▸ **EXERCISE**: Print every entry word for word, but omit the pictures.

※ ※ ※

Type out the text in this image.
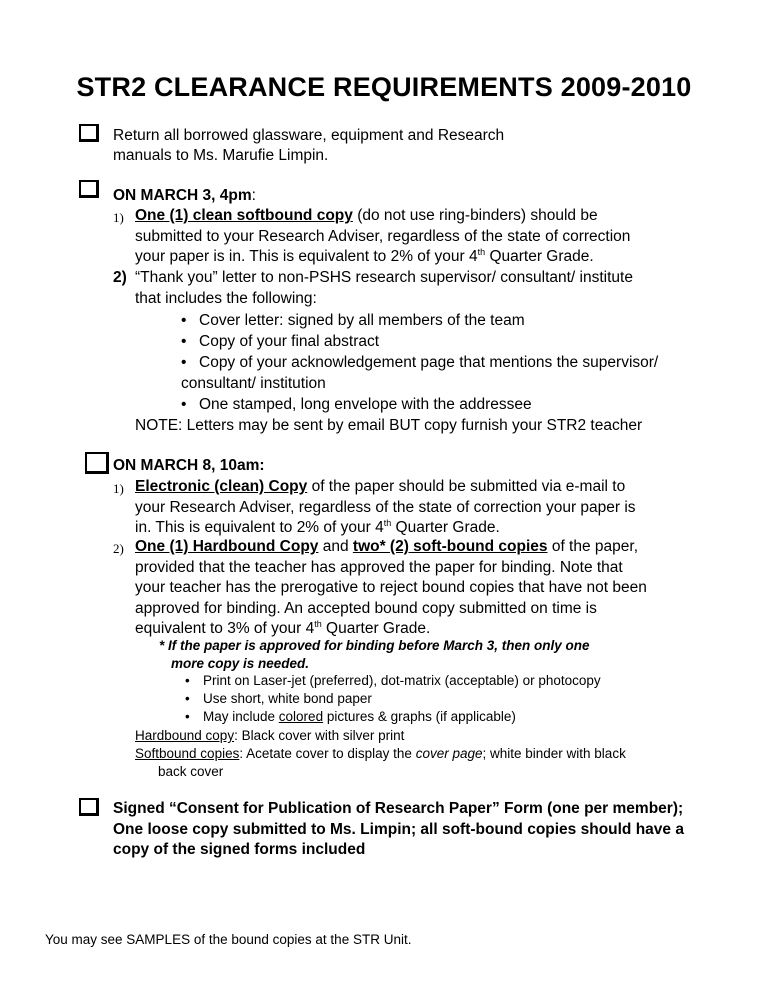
STR2 CLEARANCE REQUIREMENTS 2009-2010
Return all borrowed glassware, equipment and Research
manuals to Ms. Marufie Limpin.
ON MARCH 3, 4pm:
1) One (1) clean softbound copy (do not use ring-binders) should be
submitted to your Research Adviser, regardless of the state of correction
your paper is in. This is equivalent to 2% of your 4th Quarter Grade.
2) “Thank you” letter to non-PSHS research supervisor/ consultant/ institute
that includes the following:
• Cover letter: signed by all members of the team
• Copy of your final abstract
• Copy of your acknowledgement page that mentions the supervisor/
consultant/ institution
• One stamped, long envelope with the addressee
NOTE: Letters may be sent by email BUT copy furnish your STR2 teacher
ON MARCH 8, 10am:
1) Electronic (clean) Copy of the paper should be submitted via e-mail to
your Research Adviser, regardless of the state of correction your paper is
in. This is equivalent to 2% of your 4th Quarter Grade.
2) One (1) Hardbound Copy and two* (2) soft-bound copies of the paper,
provided that the teacher has approved the paper for binding. Note that
your teacher has the prerogative to reject bound copies that have not been
approved for binding. An accepted bound copy submitted on time is
equivalent to 3% of your 4th Quarter Grade.
* If the paper is approved for binding before March 3, then only one
more copy is needed.
• Print on Laser-jet (preferred), dot-matrix (acceptable) or photocopy
• Use short, white bond paper
• May include colored pictures & graphs (if applicable)
Hardbound copy: Black cover with silver print
Softbound copies: Acetate cover to display the cover page; white binder with black
back cover
Signed “Consent for Publication of Research Paper” Form (one per member);
One loose copy submitted to Ms. Limpin; all soft-bound copies should have a
copy of the signed forms included
You may see SAMPLES of the bound copies at the STR Unit.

※ ※ ※

▸ **CORRECT RESPONSE**:
Type out the text in this image.
STR2 CLEARANCE REQUIREMENTS 2009-2010
Return all borrowed glassware, equipment and Research
manuals to Ms. Marufie Limpin.
ON MARCH 3, 4pm:
1) One (1) clean softbound copy (do not use ring-binders) should be
submitted to your Research Adviser, regardless of the state of correction
your paper is in. This is equivalent to 2% of your 4th Quarter Grade.
2) “Thank you” letter to non-PSHS research supervisor/ consultant/ institute
that includes the following:
• Cover letter: signed by all members of the team
• Copy of your final abstract
• Copy of your acknowledgement page that mentions the supervisor/
consultant/ institution
• One stamped, long envelope with the addressee
NOTE: Letters may be sent by email BUT copy furnish your STR2 teacher
ON MARCH 8, 10am:
1) Electronic (clean) Copy of the paper should be submitted via e-mail to
your Research Adviser, regardless of the state of correction your paper is
in. This is equivalent to 2% of your 4th Quarter Grade.
2) One (1) Hardbound Copy and two* (2) soft-bound copies of the paper,
provided that the teacher has approved the paper for binding. Note that
your teacher has the prerogative to reject bound copies that have not been
approved for binding. An accepted bound copy submitted on time is
equivalent to 3% of your 4th Quarter Grade.
* If the paper is approved for binding before March 3, then only one
more copy is needed.
• Print on Laser-jet (preferred), dot-matrix (acceptable) or photocopy
• Use short, white bond paper
• May include colored pictures & graphs (if applicable)
Hardbound copy: Black cover with silver print
Softbound copies: Acetate cover to display the cover page; white binder with black
back cover
Signed “Consent for Publication of Research Paper” Form (one per member);
One loose copy submitted to Ms. Limpin; all soft-bound copies should have a
copy of the signed forms included
You may see SAMPLES of the bound copies at the STR Unit.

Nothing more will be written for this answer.